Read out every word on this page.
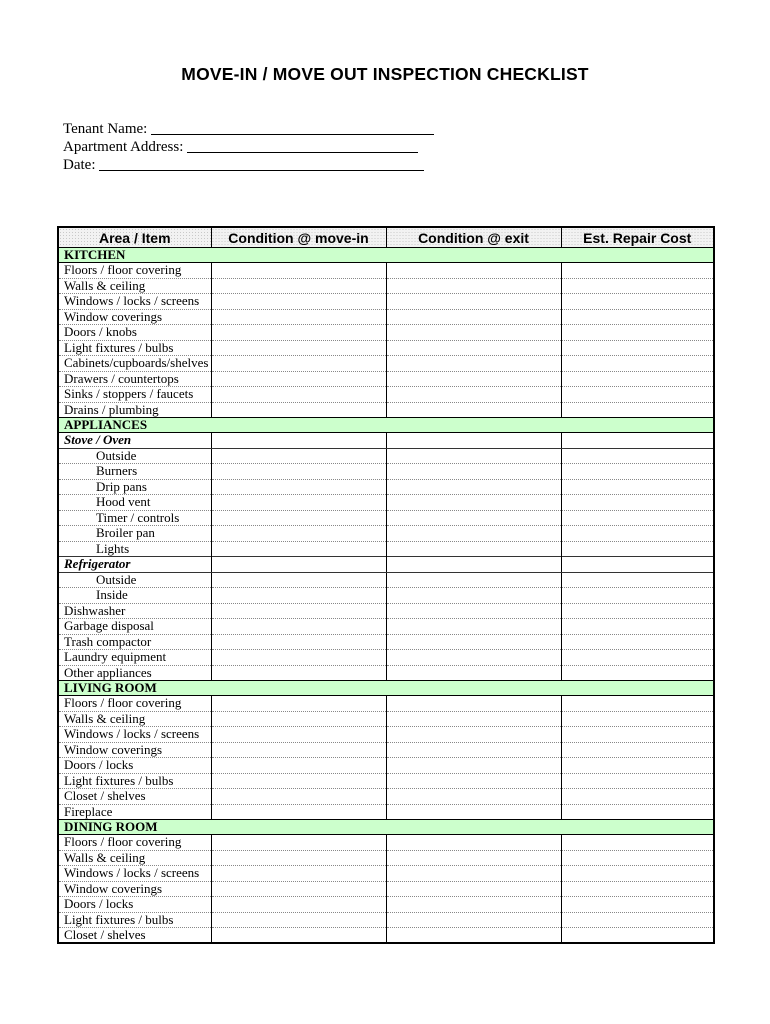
MOVE-IN / MOVE OUT INSPECTION CHECKLIST
Tenant Name:
Apartment Address:
Date:
Area / Item	Condition @ move-in	Condition @ exit	Est. Repair Cost
KITCHEN			
Floors / floor covering			
Walls & ceiling			
Windows / locks / screens			
Window coverings			
Doors / knobs			
Light fixtures / bulbs			
Cabinets/cupboards/shelves			
Drawers / countertops			
Sinks / stoppers / faucets			
Drains / plumbing			
APPLIANCES			
Stove / Oven			
Outside			
Burners			
Drip pans			
Hood vent			
Timer / controls			
Broiler pan			
Lights			
Refrigerator			
Outside			
Inside			
Dishwasher			
Garbage disposal			
Trash compactor			
Laundry equipment			
Other appliances			
LIVING ROOM			
Floors / floor covering			
Walls & ceiling			
Windows / locks / screens			
Window coverings			
Doors / locks			
Light fixtures / bulbs			
Closet / shelves			
Fireplace			
DINING ROOM			
Floors / floor covering			
Walls & ceiling			
Windows / locks / screens			
Window coverings			
Doors / locks			
Light fixtures / bulbs			
Closet / shelves			
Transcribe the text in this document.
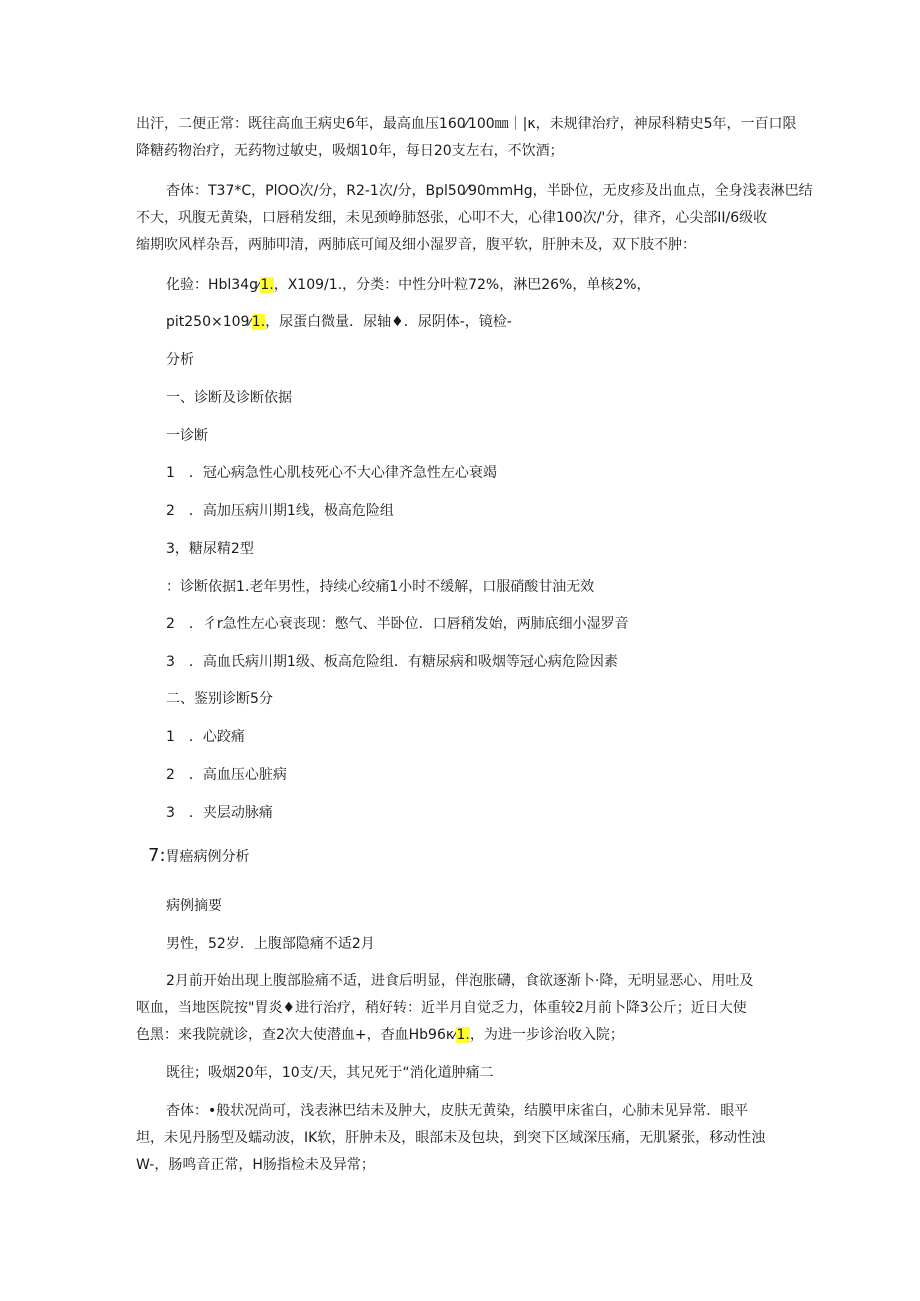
出汗，二便正常：既往高血王病史6年，最高血压160⁄100㎜｜|κ，未规律治疗，神尿科精史5年，一百口限
降糖药物治疗，无药物过敏史，吸烟10年，每日20支左右，不饮酒；
杳体：T37*C，PlOO次/分，R2-1次/分，Bpl50⁄90mmHg，半卧位，无皮疹及出血点，全身浅表淋巴结
不大，巩腹无黄染，口唇稍发细，未见颈峥肺怒张，心叩不大，心律100次/'分，律齐，心尖部II/6级收
缩期吹风样杂吾，两肺叩清，两肺底可闻及细小湿罗音，腹平软，肝肿未及，双下肢不肿：
化验：Hbl34g⁄1.，X109/1.，分类：中性分叶粒72%，淋巴26%，单核2%，
pit250×109⁄1.，尿蛋白微量．尿轴♦．尿阴体-，镜检-
分析
一、诊断及诊断依据
一诊断
1　．冠心病急性心肌枝死心不大心律齐急性左心衰竭
2　．高加压病川期1线，极高危险组
3，糖尿精2型
：诊断依据1.老年男性，持续心绞痛1小时不缓解，口服硝酸甘油无效
2　．彳r急性左心衰丧现：憋气、半卧位．口唇稍发始，两肺底细小湿罗音
3　．高血氏病川期1级、板高危险组．有糖尿病和吸烟等冠心病危险因素
二、鉴别诊断5分
1　．心跤痛
2　．高血压心脏病
3　．夹层动脉痛
7:胃癌病例分析
病例摘要
男性，52岁．上腹部隐痛不适2月
2月前开始出现上腹部脸痛不适，进食后明显，伴泡胀礴，食欲逐渐卜·降，无明显恶心、用吐及
呕血，当地医院按"胃炎♦进行治疗，稍好转：近半月自觉乏力，体重较2月前卜降3公斤；近日大使
色黑：来我院就诊，查2次大使潜血+，杳血Hb96κ⁄1.，为进一步诊治收入院；
既往；吸烟20年，10支/天，其兄死于“消化道肿痛二
杳体：•般状况尚可，浅表淋巴结未及肿大，皮肤无黄染，结膜甲床雀白，心肺未见异常．眼平
坦，未见丹肠型及蠕动波，IK软，肝肿未及，眼部未及包块，到突下区域深压痛，无肌紧张，移动性浊
W-，肠鸣音正常，H肠指检未及异常；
☆ ☆ ☆ ☆ ☆ ☆ ☆
_TASK DESCRIPTION_
Give every record again exactly, apart from the pictures, which stay out.

_SOLUTION FOR THIS EXERCISE_
Read out every word on this page.
MOVE-IN / MOVE OUT INSPECTION CHECKLIST
Tenant Name:
Apartment Address:
Date:
Area / Item	Condition @ move-in	Condition @ exit	Est. Repair Cost
KITCHEN			
Floors / floor covering			
Walls & ceiling			
Windows / locks / screens			
Window coverings			
Doors / knobs			
Light fixtures / bulbs			
Cabinets/cupboards/shelves			
Drawers / countertops			
Sinks / stoppers / faucets			
Drains / plumbing			
APPLIANCES			
Stove / Oven			
Outside			
Burners			
Drip pans			
Hood vent			
Timer / controls			
Broiler pan			
Lights			
Refrigerator			
Outside			
Inside			
Dishwasher			
Garbage disposal			
Trash compactor			
Laundry equipment			
Other appliances			
LIVING ROOM			
Floors / floor covering			
Walls & ceiling			
Windows / locks / screens			
Window coverings			
Doors / locks			
Light fixtures / bulbs			
Closet / shelves			
Fireplace			
DINING ROOM			
Floors / floor covering			
Walls & ceiling			
Windows / locks / screens			
Window coverings			
Doors / locks			
Light fixtures / bulbs			
Closet / shelves			
Transcribe the text in this document.
出汗，二便正常：既往高血王病史6年，最高血压160⁄100㎜｜|κ，未规律治疗，神尿科精史5年，一百口限
降糖药物治疗，无药物过敏史，吸烟10年，每日20支左右，不饮酒；
杳体：T37*C，PlOO次/分，R2-1次/分，Bpl50⁄90mmHg，半卧位，无皮疹及出血点，全身浅表淋巴结
不大，巩腹无黄染，口唇稍发细，未见颈峥肺怒张，心叩不大，心律100次/'分，律齐，心尖部II/6级收
缩期吹风样杂吾，两肺叩清，两肺底可闻及细小湿罗音，腹平软，肝肿未及，双下肢不肿：
化验：Hbl34g⁄1.，X109/1.，分类：中性分叶粒72%，淋巴26%，单核2%，
pit250×109⁄1.，尿蛋白微量．尿轴♦．尿阴体-，镜检-
分析
一、诊断及诊断依据
一诊断
1　．冠心病急性心肌枝死心不大心律齐急性左心衰竭
2　．高加压病川期1线，极高危险组
3，糖尿精2型
：诊断依据1.老年男性，持续心绞痛1小时不缓解，口服硝酸甘油无效
2　．彳r急性左心衰丧现：憋气、半卧位．口唇稍发始，两肺底细小湿罗音
3　．高血氏病川期1级、板高危险组．有糖尿病和吸烟等冠心病危险因素
二、鉴别诊断5分
1　．心跤痛
2　．高血压心脏病
3　．夹层动脉痛
7:胃癌病例分析
病例摘要
男性，52岁．上腹部隐痛不适2月
2月前开始出现上腹部脸痛不适，进食后明显，伴泡胀礴，食欲逐渐卜·降，无明显恶心、用吐及
呕血，当地医院按"胃炎♦进行治疗，稍好转：近半月自觉乏力，体重较2月前卜降3公斤；近日大使
色黑：来我院就诊，查2次大使潜血+，杳血Hb96κ⁄1.，为进一步诊治收入院；
既往；吸烟20年，10支/天，其兄死于“消化道肿痛二
杳体：•般状况尚可，浅表淋巴结未及肿大，皮肤无黄染，结膜甲床雀白，心肺未见异常．眼平
坦，未见丹肠型及蠕动波，IK软，肝肿未及，眼部未及包块，到突下区域深压痛，无肌紧张，移动性浊
W-，肠鸣音正常，H肠指检未及异常；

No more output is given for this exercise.